** begin **
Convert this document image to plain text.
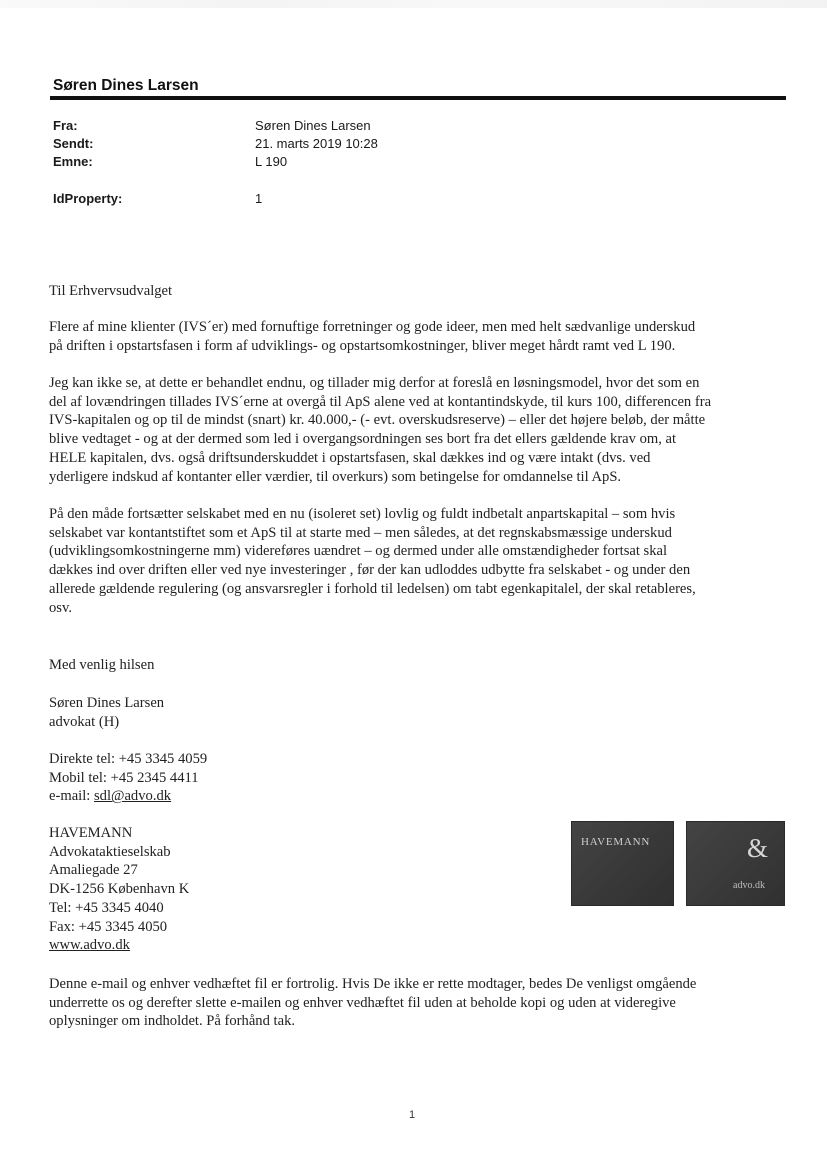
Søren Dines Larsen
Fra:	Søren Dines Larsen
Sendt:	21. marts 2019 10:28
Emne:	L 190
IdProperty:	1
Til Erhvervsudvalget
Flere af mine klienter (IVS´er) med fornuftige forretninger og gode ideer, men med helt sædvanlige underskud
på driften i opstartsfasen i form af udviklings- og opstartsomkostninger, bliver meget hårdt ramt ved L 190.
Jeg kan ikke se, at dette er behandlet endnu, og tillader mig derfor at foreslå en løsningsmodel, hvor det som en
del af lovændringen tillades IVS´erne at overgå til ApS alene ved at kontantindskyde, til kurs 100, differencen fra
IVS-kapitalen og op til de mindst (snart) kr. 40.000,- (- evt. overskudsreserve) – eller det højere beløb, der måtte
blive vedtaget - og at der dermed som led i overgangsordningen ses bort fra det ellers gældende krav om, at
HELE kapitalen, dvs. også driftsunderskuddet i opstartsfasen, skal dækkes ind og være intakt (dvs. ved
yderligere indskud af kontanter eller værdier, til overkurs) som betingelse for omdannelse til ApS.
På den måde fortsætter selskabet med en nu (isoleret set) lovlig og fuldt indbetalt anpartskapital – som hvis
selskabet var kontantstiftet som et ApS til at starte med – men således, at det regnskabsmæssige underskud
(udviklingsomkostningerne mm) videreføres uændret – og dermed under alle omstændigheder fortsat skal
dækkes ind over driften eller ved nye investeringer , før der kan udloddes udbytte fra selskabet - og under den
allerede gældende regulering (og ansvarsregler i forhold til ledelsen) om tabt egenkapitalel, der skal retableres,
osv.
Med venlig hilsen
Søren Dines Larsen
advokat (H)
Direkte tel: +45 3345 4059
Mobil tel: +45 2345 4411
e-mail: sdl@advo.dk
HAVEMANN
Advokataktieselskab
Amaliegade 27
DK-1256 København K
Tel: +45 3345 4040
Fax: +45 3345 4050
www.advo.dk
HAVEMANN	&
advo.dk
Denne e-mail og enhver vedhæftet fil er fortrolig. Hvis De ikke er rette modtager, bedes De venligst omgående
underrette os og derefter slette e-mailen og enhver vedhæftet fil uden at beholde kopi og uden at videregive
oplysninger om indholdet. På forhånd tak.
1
** end **
** begin **
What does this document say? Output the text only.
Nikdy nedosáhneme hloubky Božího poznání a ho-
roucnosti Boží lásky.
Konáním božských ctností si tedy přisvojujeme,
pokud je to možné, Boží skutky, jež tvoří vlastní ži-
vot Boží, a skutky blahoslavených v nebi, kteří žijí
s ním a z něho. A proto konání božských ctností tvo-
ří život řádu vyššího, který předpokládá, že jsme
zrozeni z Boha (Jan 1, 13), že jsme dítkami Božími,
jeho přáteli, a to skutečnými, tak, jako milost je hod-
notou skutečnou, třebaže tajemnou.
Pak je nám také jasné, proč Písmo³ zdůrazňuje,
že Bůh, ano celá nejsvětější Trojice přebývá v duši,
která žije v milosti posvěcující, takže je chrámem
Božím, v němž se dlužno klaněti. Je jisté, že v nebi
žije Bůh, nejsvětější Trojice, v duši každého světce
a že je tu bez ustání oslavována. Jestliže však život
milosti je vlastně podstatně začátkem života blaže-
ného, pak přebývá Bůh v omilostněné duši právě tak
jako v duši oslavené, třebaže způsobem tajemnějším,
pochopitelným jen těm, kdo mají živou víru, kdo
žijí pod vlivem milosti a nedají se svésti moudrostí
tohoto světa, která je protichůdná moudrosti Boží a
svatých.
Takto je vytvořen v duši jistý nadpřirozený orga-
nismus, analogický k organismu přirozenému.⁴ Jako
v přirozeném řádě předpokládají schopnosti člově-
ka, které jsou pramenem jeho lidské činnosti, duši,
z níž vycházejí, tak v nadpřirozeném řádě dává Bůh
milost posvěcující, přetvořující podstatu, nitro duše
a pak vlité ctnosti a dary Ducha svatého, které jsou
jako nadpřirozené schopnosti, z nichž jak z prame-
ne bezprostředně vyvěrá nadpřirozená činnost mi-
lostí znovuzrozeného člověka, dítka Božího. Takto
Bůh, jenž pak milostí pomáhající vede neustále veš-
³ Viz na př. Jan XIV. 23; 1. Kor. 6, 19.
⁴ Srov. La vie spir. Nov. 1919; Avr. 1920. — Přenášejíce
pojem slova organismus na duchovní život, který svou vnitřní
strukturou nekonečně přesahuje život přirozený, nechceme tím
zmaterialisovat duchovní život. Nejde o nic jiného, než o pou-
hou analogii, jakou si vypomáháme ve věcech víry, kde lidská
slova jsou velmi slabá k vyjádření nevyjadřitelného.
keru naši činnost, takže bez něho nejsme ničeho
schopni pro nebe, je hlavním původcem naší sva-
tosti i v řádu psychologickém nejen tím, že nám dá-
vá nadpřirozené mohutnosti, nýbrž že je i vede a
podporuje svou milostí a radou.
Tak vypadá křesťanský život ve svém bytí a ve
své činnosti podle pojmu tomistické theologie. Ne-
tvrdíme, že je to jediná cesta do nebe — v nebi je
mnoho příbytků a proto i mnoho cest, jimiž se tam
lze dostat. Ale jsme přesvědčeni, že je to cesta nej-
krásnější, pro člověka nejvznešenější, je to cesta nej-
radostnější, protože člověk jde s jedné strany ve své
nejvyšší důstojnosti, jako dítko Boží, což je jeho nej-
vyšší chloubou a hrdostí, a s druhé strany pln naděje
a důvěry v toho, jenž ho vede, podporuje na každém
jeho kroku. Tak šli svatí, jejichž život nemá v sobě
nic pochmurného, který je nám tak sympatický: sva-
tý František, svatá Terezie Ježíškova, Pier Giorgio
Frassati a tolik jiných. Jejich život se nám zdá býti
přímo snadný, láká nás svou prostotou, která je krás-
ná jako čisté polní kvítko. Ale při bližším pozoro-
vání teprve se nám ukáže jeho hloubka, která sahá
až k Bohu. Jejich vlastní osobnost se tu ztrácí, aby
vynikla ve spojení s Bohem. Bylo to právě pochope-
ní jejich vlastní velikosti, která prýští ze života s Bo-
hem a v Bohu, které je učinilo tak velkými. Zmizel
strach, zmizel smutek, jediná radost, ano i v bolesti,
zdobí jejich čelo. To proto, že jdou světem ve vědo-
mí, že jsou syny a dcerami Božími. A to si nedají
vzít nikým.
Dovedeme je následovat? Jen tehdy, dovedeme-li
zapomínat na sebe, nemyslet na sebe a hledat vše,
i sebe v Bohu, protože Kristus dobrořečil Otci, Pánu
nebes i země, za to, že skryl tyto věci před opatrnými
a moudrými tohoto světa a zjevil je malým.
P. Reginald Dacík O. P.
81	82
** end **
Challenge
Work through the data and report how many of its lines hold the word "života", giving only the figure.

The completed task
2